TASKS TO CARRY OUT.
a: Answer the following questions using the passage on McGregor and Cormier.
(i) Who held the 155lb title when McGregor turned his eyes to it?
(ii) How and in which round did Connor defeat Alvarez?
(iii) At what age did Cormier have his first fight?
b: In the passage on McGregor and Cormier, condense the paragraph beginning "When Cormier came over from Strike Force" into a single sentence that keeps its main facts.
c: Carry on the passage on McGregor and Cormier from its final sentence.
TEXT UNDER STUDY below:
McGregor then turned his eyes to the 155lb title. At the time, Rafael Dos Anjos was the champion. Sighting injury, RDA pulled out of his bout with McGregor. Then came the pair of Nate Diaz fights. Infamous in their own right, they created a detour for Connor. After Dos Anjos was de-throned, Eddie Alvarez took his place. Alvarez would then go on to fight Connor. Connor would win via KO in round 2, becoming the promotion’s first ever double champ.

Daniel Cormier (Light Heavyweight, Heavyweight)

When Cormier came over from Strike Force, it was tough to know what to expect. He was a former Olympian who had his first fight at 30 years and is clearly talented. To say that fans were anticipating his debut, would be an understatement.
End of TEXT UNDER STUDY.
RECORDS below:
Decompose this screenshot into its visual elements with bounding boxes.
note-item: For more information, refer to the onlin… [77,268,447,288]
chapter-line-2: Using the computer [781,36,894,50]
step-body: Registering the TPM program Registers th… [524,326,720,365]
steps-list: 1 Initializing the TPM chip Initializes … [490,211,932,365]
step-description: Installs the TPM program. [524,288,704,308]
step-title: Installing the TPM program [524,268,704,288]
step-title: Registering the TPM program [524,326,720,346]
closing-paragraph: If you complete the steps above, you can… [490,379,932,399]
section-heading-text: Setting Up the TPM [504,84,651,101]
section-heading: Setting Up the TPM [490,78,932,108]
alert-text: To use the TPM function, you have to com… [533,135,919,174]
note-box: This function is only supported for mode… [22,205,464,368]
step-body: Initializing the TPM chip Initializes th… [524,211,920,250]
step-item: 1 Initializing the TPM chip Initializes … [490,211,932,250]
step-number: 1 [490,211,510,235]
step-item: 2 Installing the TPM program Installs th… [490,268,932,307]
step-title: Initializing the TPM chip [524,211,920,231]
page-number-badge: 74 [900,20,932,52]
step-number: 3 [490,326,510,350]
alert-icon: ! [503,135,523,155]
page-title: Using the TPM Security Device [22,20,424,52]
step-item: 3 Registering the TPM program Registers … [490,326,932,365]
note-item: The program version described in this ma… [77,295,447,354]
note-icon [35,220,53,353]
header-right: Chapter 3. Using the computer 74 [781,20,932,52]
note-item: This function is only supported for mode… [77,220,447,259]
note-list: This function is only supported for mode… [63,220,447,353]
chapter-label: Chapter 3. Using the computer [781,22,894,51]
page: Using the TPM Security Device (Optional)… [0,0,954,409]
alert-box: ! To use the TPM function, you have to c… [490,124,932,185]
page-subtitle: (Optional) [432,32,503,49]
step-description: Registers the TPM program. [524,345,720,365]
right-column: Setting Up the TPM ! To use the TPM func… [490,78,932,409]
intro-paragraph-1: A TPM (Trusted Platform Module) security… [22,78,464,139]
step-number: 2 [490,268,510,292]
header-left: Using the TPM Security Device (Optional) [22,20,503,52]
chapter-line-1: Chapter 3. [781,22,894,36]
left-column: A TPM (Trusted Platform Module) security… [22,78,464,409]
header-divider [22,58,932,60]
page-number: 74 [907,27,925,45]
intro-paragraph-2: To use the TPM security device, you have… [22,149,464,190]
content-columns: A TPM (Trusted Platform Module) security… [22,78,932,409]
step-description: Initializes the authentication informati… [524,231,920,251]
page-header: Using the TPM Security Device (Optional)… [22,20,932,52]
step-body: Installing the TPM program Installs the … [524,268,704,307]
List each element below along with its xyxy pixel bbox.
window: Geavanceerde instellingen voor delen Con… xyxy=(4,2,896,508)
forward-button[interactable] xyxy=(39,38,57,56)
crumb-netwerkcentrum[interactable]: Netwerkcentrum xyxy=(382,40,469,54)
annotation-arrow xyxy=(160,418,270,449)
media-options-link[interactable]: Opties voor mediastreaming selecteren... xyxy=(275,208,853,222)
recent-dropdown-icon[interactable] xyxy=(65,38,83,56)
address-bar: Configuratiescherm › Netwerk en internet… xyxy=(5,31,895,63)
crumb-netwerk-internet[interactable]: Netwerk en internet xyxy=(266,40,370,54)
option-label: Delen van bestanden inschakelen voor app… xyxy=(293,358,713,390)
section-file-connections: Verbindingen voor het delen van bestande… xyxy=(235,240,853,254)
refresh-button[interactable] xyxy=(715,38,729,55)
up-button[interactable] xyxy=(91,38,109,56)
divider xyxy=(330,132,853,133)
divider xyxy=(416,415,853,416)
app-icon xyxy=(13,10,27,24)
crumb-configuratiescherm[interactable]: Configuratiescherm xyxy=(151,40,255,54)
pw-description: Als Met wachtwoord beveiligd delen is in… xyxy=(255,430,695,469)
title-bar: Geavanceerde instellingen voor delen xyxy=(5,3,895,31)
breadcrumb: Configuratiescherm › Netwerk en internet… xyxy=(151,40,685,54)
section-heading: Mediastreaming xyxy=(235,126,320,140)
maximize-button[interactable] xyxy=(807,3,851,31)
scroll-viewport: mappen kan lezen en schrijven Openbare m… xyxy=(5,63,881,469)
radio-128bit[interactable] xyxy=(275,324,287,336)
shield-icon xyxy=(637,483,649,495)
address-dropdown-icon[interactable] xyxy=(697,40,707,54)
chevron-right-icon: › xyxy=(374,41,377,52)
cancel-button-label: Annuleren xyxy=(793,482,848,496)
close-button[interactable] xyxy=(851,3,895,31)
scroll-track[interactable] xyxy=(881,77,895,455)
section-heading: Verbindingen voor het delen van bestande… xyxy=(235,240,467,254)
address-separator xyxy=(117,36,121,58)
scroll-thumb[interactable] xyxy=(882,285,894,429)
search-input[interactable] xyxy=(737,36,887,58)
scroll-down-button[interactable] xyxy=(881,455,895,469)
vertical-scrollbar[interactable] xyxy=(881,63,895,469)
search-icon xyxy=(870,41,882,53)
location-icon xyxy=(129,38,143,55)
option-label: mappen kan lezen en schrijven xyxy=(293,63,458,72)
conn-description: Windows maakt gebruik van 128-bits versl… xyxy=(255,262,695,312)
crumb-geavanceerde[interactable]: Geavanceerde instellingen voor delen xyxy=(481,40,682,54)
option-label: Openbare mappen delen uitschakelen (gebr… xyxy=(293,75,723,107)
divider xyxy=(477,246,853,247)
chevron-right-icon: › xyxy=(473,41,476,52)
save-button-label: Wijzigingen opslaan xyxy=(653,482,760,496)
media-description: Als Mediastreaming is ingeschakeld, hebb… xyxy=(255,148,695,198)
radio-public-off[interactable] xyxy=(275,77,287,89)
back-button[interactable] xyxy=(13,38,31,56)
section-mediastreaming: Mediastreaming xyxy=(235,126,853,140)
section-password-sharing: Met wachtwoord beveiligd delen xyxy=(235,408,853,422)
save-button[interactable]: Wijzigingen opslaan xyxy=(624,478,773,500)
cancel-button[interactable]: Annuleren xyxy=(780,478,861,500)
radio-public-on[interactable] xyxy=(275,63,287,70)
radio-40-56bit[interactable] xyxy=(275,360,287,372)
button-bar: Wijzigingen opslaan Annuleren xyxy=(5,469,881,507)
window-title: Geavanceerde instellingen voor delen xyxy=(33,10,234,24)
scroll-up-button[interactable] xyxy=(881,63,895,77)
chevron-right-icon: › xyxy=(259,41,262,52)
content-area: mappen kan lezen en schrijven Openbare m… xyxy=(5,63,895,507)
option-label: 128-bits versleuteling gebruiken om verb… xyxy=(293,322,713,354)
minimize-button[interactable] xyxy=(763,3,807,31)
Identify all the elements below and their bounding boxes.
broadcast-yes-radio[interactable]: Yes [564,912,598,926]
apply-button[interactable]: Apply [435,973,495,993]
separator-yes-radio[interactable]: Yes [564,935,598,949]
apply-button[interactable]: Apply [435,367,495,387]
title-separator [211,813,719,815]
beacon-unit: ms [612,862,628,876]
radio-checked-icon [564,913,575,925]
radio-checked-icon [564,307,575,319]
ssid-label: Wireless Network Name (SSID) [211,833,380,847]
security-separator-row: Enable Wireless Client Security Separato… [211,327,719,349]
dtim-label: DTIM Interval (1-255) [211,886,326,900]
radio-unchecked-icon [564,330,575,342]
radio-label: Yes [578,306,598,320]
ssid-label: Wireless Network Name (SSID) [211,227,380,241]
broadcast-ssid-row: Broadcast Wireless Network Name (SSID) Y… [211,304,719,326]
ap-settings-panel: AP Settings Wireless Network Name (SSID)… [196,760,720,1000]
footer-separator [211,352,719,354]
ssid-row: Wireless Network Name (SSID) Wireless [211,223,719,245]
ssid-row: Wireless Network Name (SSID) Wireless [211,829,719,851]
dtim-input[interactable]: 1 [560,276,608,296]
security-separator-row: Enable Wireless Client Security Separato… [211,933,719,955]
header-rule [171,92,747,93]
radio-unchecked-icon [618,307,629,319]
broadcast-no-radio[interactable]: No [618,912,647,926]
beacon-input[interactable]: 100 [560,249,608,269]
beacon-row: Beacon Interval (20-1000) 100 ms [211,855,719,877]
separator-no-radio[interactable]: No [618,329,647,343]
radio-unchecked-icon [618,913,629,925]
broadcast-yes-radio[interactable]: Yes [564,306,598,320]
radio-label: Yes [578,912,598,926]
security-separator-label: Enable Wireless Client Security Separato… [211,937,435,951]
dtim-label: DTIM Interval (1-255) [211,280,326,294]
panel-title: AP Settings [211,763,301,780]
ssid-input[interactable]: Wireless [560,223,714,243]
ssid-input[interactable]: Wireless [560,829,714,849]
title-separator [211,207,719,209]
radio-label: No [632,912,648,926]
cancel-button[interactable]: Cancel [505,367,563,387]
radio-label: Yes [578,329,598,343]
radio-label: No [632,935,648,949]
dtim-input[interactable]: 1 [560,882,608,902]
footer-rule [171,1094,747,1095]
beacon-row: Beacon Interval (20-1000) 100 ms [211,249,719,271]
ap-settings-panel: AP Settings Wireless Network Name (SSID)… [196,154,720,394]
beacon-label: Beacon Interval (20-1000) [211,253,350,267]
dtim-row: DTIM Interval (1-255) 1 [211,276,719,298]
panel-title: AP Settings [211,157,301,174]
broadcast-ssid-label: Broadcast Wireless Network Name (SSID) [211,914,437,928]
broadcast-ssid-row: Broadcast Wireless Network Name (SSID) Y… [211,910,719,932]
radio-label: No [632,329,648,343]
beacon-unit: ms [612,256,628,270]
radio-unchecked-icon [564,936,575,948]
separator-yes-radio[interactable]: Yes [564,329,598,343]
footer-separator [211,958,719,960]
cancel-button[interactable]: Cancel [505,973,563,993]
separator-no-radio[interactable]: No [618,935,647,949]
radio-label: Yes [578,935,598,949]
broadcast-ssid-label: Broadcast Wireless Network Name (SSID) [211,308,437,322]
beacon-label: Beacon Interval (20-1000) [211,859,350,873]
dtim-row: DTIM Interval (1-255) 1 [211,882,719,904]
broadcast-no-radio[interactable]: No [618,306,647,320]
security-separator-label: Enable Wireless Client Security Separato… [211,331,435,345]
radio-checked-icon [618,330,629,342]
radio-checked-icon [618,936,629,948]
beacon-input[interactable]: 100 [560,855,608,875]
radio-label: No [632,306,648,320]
End of RECORDS.
RESPONSES IN ORDER.
a:
(i) Rafael Dos Anjos
(ii) By KO in round 2
(iii) 30

b: Cormier, a clearly talented former Olympian who had his first fight at 30, came over from Strike Force, and although it was hard to know what to expect, fans were anticipating his debut.

c:
After beating Frank Mir and Roy Nelson, DC moved down to 205. He wouldn’t even consider the notion of fighting his friend Cain Velasquez who at the time was the heavyweight champion. At LHW, he finished Patrick Cummins early in the first round and threw Dan Henderson around like he owed him money. With a professional MMA record of 15-0 at the time, it was time to see what DC could do against Jon “Bones” Jones. Jones handled Cormier fairly over the course of 5 rounds. He would then be stripped of his title after the Infamous hit and run 3 months after beating Cormier. Suddenly, the UFC needed a new champion at LHW. Who better to step up than the last title challenger at 205? DC stepped up to fight Anthony “Rumble” Johnson. He would then go on to win the belt that night, defending it against Rumble Johnson and Alexander Gustafson, before Jones came back for the rematch. Jones finished Cormier this time but the bout was overturned to a No Contest because of Jones testing positive for a banned substance. DC was reinstated as champion and went on to defend the belt 1 more time vs Volkan Oezdemir.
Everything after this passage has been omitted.